■ **GIVEN EXERCISE A**: Echo the passage on the album I Ka Kené word for word, everything from "The songs were" down to "Institute of Sound.".

■ **SELECTED TEXT**:
• • • • •

I Ka Kené is the seventh album by the Madrid-based group, Dover, released on 4 October 2010. The title means "Are you fine?" in the Bambara language.

The songs were composed between March 2009 and May 2010. The album itself was recorded and produced by Dover in Reno Studios in Madrid between June 7 and July 9, 2010. Five of the songs have been mixed by Chris Lord-Alge (who has worked with blink-182, Paramore and Simple Plan, among others) in Los Angeles, the rest having been mixed by Jesús Antúnez. The album was mastered by Ted Jensen. Dannayá, the first single, was pre-released onto iTunes on July 31.

The 10 songs on the album are sung in a mixture of English, French and Bambara, all together lasting just over 30 minutes in length. In addition to a regular album, Dover have also released a special edition version that will include a vinyl album and a remix of "Dannaya" by Mexican Institute of Sound.

• • • • •

(Dataset listing)
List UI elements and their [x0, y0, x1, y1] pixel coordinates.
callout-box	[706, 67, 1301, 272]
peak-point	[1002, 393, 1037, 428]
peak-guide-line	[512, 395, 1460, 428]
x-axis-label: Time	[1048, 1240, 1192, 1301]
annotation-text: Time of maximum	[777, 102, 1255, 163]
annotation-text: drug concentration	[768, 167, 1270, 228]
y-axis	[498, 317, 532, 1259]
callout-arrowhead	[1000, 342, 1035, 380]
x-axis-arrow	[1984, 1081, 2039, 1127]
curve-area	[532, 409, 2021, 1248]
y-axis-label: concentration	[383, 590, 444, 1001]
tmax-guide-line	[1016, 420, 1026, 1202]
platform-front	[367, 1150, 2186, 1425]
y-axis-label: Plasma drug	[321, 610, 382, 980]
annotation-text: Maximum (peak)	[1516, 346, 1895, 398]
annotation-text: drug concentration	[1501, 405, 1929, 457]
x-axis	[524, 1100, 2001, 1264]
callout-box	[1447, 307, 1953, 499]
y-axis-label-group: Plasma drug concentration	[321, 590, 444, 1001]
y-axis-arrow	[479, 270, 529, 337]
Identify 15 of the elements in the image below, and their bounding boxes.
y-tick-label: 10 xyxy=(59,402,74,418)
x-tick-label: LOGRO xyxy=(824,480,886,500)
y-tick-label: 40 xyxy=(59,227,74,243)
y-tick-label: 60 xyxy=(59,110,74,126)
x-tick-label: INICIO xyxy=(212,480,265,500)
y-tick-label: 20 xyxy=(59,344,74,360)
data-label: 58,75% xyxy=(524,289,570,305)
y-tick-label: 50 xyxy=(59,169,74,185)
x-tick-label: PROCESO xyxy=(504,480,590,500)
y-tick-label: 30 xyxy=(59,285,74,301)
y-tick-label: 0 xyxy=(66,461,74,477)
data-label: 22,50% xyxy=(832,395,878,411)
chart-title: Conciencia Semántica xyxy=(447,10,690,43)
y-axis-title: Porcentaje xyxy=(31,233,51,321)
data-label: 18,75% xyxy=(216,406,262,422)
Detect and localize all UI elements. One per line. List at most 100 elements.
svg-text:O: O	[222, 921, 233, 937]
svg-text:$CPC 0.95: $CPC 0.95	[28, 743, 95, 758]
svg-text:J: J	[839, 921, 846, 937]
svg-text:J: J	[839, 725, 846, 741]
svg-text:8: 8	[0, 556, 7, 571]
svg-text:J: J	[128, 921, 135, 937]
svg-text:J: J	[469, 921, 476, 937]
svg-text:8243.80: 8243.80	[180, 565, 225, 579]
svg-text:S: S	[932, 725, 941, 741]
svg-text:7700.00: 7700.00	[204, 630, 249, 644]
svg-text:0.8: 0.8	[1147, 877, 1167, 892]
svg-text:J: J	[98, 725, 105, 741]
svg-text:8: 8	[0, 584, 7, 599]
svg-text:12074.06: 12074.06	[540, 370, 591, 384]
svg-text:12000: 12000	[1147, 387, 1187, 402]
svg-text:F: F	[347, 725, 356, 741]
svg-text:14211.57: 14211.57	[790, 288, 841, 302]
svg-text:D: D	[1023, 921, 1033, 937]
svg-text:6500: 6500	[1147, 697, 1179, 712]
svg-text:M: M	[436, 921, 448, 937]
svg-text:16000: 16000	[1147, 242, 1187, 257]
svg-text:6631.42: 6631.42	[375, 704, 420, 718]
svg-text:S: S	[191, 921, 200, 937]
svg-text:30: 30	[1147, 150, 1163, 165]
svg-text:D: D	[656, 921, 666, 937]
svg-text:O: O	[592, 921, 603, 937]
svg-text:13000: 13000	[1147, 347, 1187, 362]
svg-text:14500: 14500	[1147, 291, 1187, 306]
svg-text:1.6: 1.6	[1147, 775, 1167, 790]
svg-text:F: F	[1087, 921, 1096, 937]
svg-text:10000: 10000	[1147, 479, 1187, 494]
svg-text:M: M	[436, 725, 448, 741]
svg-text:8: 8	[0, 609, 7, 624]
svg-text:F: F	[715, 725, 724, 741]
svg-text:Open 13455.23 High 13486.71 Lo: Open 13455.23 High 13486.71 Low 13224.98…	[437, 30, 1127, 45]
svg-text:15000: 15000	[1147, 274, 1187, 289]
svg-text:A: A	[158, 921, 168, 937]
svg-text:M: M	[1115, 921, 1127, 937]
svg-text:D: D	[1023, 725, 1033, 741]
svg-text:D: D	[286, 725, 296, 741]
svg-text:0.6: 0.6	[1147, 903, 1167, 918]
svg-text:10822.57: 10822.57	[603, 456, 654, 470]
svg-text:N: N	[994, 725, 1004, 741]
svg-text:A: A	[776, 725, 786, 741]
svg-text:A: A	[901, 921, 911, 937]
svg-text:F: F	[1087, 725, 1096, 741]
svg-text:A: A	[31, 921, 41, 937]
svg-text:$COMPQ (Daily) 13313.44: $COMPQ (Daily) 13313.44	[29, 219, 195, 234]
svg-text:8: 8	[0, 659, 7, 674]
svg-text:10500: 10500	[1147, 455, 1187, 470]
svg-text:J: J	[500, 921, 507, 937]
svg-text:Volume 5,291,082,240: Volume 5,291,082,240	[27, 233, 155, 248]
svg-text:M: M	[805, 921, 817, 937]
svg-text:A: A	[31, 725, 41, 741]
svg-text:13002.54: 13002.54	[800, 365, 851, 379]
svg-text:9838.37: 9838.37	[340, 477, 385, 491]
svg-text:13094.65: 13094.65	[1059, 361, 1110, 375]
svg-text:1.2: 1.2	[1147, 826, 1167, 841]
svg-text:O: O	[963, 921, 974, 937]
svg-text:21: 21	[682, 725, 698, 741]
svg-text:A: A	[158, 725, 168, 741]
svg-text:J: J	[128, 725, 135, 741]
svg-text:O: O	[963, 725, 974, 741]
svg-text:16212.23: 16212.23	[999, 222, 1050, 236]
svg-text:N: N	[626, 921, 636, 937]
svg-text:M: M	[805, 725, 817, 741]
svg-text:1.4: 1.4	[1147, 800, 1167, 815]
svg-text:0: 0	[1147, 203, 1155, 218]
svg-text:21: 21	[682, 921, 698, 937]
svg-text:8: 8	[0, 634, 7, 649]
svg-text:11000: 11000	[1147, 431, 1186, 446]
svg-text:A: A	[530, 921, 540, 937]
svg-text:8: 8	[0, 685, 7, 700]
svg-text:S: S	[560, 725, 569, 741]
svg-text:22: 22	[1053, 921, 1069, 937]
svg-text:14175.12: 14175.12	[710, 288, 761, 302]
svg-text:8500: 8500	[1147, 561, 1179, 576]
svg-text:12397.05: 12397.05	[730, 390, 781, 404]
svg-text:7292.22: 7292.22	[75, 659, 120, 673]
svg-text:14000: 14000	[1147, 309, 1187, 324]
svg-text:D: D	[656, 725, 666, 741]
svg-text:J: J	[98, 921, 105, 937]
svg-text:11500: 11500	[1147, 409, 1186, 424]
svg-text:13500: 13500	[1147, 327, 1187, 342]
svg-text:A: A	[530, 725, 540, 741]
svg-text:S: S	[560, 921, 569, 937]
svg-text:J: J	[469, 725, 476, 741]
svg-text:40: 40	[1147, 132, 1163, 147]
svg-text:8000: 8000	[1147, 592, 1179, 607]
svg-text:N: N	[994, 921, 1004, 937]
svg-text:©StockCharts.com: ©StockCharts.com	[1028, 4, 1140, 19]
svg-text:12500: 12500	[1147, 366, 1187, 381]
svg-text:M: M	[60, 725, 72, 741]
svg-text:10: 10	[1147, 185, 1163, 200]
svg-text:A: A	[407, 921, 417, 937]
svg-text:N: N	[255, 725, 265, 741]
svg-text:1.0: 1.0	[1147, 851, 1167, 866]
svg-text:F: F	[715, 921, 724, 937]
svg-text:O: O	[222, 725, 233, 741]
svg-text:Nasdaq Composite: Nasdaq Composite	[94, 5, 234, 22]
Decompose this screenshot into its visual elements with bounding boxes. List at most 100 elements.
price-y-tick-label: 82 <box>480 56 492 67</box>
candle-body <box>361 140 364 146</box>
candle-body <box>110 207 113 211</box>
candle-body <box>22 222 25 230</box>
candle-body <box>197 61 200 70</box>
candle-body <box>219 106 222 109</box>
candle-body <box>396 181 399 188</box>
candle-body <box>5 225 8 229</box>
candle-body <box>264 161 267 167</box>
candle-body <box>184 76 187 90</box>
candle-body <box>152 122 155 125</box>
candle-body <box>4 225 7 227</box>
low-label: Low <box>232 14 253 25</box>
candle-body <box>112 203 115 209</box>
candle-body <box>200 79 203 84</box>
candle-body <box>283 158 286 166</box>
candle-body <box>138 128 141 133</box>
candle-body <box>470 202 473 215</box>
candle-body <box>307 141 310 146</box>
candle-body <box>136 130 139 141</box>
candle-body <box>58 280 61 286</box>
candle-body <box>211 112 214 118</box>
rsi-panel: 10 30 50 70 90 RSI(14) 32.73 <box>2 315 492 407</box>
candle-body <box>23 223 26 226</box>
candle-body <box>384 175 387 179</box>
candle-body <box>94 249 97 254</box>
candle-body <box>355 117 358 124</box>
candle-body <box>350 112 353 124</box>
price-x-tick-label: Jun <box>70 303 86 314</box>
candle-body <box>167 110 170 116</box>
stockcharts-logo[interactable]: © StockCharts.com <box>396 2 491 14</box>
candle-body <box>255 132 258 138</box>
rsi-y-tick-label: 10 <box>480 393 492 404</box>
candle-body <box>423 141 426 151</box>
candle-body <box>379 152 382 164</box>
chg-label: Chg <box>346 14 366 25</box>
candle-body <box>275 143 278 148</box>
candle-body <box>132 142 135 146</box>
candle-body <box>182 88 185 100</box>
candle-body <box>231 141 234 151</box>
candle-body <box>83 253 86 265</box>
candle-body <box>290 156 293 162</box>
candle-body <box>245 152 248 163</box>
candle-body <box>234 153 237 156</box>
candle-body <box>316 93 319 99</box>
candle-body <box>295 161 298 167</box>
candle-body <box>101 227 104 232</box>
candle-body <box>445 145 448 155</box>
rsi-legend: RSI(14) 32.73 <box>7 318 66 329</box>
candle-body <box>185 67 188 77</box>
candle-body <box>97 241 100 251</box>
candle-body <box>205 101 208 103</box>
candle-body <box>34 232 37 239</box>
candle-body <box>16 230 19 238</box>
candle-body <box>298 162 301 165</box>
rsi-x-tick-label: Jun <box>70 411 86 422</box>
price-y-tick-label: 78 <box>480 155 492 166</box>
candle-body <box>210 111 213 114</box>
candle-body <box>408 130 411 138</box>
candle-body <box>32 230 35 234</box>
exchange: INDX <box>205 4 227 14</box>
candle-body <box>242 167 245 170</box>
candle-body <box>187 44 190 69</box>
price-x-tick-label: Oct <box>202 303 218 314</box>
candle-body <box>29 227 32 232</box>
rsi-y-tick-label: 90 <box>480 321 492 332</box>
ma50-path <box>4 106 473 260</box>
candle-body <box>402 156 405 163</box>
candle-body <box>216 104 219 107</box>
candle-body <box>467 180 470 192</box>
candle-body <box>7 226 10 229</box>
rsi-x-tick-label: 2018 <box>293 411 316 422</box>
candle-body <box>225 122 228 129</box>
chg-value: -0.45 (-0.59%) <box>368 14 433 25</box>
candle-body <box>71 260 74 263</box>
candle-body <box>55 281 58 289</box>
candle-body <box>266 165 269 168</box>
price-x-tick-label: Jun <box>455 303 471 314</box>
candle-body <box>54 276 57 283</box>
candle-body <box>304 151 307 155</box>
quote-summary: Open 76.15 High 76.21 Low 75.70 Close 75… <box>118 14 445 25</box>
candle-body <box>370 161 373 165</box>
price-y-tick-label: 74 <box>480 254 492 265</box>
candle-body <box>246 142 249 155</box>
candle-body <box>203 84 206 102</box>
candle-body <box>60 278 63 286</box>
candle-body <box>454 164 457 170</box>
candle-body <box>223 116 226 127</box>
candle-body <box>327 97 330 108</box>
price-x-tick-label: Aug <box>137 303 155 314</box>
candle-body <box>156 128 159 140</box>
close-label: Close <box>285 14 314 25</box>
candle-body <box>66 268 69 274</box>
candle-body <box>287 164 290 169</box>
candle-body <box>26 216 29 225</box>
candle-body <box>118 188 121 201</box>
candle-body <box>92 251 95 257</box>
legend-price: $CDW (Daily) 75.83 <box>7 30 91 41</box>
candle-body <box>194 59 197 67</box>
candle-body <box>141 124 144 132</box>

• • • • •

■ **GIVEN EXERCISE B**: Arrange the listing as a numbered list, everything from its first line down to the line containing "y-tick-label: 0 xyxy=(66,461,74,477)", with blank lines omitted.

■ **EXPECTED OUTPUT A**:
The songs were composed between March 2009 and May 2010. The album itself was recorded and produced by Dover in Reno Studios in Madrid between June 7 and July 9, 2010. Five of the songs have been mixed by Chris Lord-Alge (who has worked with blink-182, Paramore and Simple Plan, among others) in Los Angeles, the rest having been mixed by Jesús Antúnez. The album was mastered by Ted Jensen. Dannayá, the first single, was pre-released onto iTunes on July 31.

The 10 songs on the album are sung in a mixture of English, French and Bambara, all together lasting just over 30 minutes in length. In addition to a regular album, Dover have also released a special edition version that will include a vinyl album and a remix of "Dannaya" by Mexican Institute of Sound.

■ **EXPECTED OUTPUT B**:
1. List UI elements and their [x0, y0, x1, y1] pixel coordinates.
2. callout-box	[706, 67, 1301, 272]
3. peak-point	[1002, 393, 1037, 428]
4. peak-guide-line	[512, 395, 1460, 428]
5. x-axis-label: Time	[1048, 1240, 1192, 1301]
6. annotation-text: Time of maximum	[777, 102, 1255, 163]
7. annotation-text: drug concentration	[768, 167, 1270, 228]
8. y-axis	[498, 317, 532, 1259]
9. callout-arrowhead	[1000, 342, 1035, 380]
10. x-axis-arrow	[1984, 1081, 2039, 1127]
11. curve-area	[532, 409, 2021, 1248]
12. y-axis-label: concentration	[383, 590, 444, 1001]
13. tmax-guide-line	[1016, 420, 1026, 1202]
14. platform-front	[367, 1150, 2186, 1425]
15. y-axis-label: Plasma drug	[321, 610, 382, 980]
16. annotation-text: Maximum (peak)	[1516, 346, 1895, 398]
17. annotation-text: drug concentration	[1501, 405, 1929, 457]
18. x-axis	[524, 1100, 2001, 1264]
19. callout-box	[1447, 307, 1953, 499]
20. y-axis-label-group: Plasma drug concentration	[321, 590, 444, 1001]
21. y-axis-arrow	[479, 270, 529, 337]
22. Identify 15 of the elements in the image below, and their bounding boxes.
23. y-tick-label: 10 xyxy=(59,402,74,418)
24. x-tick-label: LOGRO xyxy=(824,480,886,500)
25. y-tick-label: 40 xyxy=(59,227,74,243)
26. y-tick-label: 60 xyxy=(59,110,74,126)
27. x-tick-label: INICIO xyxy=(212,480,265,500)
28. y-tick-label: 20 xyxy=(59,344,74,360)
29. data-label: 58,75% xyxy=(524,289,570,305)
30. y-tick-label: 50 xyxy=(59,169,74,185)
31. x-tick-label: PROCESO xyxy=(504,480,590,500)
32. y-tick-label: 30 xyxy=(59,285,74,301)
33. y-tick-label: 0 xyxy=(66,461,74,477)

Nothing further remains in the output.